Challenge:
Locate each line containing the string "from" and copy it out.

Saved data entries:
* * * * * * *
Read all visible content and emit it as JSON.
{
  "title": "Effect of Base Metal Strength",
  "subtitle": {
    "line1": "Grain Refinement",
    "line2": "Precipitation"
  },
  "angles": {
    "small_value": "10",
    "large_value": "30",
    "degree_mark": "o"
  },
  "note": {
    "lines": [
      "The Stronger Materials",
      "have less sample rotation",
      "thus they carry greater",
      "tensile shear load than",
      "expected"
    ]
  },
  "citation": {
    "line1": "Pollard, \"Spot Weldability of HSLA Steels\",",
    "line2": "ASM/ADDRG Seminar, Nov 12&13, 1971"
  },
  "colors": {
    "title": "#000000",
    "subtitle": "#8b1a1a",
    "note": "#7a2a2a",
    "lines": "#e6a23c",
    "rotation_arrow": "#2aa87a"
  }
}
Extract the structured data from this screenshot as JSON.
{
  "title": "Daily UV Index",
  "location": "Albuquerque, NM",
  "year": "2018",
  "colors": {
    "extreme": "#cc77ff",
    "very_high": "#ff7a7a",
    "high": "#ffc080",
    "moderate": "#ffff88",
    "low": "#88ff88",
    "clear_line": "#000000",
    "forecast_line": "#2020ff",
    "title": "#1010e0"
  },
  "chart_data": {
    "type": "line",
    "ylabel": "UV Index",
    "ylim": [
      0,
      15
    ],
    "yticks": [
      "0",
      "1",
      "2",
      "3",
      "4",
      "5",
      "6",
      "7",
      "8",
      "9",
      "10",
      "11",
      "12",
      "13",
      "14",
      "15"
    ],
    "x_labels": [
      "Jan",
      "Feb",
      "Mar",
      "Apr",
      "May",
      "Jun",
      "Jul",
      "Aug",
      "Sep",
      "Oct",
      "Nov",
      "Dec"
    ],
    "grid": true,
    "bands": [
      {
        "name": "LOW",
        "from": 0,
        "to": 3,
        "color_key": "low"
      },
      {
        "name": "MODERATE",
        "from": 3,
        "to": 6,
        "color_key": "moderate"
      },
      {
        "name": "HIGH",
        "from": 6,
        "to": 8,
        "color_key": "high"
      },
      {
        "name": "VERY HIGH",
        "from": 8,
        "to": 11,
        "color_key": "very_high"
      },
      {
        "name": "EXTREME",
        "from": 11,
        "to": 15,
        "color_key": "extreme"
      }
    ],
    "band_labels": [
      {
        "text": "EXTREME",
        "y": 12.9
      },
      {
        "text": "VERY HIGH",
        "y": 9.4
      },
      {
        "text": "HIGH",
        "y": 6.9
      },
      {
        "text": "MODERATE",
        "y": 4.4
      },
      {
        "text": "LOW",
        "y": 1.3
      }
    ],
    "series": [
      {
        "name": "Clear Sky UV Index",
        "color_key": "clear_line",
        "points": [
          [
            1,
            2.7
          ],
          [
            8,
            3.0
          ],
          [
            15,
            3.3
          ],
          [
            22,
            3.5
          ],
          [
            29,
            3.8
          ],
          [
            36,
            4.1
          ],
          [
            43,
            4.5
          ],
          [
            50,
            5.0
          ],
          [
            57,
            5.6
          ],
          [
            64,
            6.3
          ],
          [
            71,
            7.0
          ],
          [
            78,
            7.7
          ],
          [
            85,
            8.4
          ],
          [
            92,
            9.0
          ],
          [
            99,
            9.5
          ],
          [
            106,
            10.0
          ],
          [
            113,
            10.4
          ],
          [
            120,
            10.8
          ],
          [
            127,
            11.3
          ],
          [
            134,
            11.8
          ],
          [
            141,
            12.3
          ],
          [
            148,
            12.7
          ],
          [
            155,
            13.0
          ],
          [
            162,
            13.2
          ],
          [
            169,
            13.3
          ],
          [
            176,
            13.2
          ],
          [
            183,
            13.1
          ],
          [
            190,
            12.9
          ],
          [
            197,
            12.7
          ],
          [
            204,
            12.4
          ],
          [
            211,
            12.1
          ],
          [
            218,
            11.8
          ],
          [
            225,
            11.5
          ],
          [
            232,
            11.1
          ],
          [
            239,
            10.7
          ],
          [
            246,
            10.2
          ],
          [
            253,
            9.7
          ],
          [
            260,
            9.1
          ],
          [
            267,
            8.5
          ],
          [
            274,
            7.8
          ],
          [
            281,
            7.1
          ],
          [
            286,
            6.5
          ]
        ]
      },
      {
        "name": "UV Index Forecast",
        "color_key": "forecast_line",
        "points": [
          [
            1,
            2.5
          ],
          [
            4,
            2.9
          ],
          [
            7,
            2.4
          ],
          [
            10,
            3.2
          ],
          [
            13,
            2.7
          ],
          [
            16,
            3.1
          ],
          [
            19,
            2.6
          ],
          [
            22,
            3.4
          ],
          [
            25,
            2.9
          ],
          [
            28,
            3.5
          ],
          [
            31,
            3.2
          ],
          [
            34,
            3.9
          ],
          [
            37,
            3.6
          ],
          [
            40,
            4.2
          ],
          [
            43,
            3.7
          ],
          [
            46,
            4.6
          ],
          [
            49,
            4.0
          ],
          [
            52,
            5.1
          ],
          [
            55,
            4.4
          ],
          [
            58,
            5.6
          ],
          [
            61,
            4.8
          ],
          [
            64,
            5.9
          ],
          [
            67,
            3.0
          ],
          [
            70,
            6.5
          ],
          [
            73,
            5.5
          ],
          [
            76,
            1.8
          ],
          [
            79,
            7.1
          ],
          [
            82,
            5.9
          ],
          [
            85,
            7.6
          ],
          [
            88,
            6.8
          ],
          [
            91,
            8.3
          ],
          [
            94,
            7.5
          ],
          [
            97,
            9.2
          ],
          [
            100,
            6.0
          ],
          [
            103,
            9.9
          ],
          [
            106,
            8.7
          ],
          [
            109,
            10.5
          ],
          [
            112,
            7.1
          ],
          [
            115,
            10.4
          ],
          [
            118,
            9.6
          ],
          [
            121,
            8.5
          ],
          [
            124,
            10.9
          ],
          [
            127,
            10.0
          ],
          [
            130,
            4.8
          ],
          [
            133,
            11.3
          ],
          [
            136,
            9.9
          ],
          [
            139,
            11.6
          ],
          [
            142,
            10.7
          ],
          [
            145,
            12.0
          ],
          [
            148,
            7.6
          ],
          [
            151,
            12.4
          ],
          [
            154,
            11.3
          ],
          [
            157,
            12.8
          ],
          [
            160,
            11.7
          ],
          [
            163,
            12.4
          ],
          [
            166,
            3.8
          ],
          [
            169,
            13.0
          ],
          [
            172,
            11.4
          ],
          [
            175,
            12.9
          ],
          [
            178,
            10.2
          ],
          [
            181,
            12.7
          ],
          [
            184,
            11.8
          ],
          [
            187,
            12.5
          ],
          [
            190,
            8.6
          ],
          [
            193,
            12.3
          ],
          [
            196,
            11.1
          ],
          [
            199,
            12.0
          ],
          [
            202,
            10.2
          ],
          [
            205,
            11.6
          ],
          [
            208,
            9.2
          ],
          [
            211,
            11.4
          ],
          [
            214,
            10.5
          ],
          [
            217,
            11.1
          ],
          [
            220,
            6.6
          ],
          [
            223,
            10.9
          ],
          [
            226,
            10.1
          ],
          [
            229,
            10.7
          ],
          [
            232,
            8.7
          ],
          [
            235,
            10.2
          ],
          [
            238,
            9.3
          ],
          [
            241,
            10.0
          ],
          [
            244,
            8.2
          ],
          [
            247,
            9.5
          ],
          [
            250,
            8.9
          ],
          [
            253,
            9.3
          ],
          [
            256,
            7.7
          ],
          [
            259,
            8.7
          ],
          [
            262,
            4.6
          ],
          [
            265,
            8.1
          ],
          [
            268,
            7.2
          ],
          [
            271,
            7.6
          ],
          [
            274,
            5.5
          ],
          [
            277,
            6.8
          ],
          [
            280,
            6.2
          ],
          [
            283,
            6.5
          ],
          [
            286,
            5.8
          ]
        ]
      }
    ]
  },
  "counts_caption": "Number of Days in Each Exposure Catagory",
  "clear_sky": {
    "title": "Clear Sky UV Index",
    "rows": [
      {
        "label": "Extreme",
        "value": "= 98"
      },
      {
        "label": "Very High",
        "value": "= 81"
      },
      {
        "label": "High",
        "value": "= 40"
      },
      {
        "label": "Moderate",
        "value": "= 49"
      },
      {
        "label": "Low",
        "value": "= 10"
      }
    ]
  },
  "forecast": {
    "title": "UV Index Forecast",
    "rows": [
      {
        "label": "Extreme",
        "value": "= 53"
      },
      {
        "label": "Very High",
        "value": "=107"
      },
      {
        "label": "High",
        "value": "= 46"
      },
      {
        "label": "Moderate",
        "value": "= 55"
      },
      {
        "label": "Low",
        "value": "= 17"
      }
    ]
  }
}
* * * * * * *
Response for this exercise:
Extract the structured data from this screenshot as JSON.
        "from": 0,
        "from": 3,
        "from": 6,
        "from": 8,
        "from": 11,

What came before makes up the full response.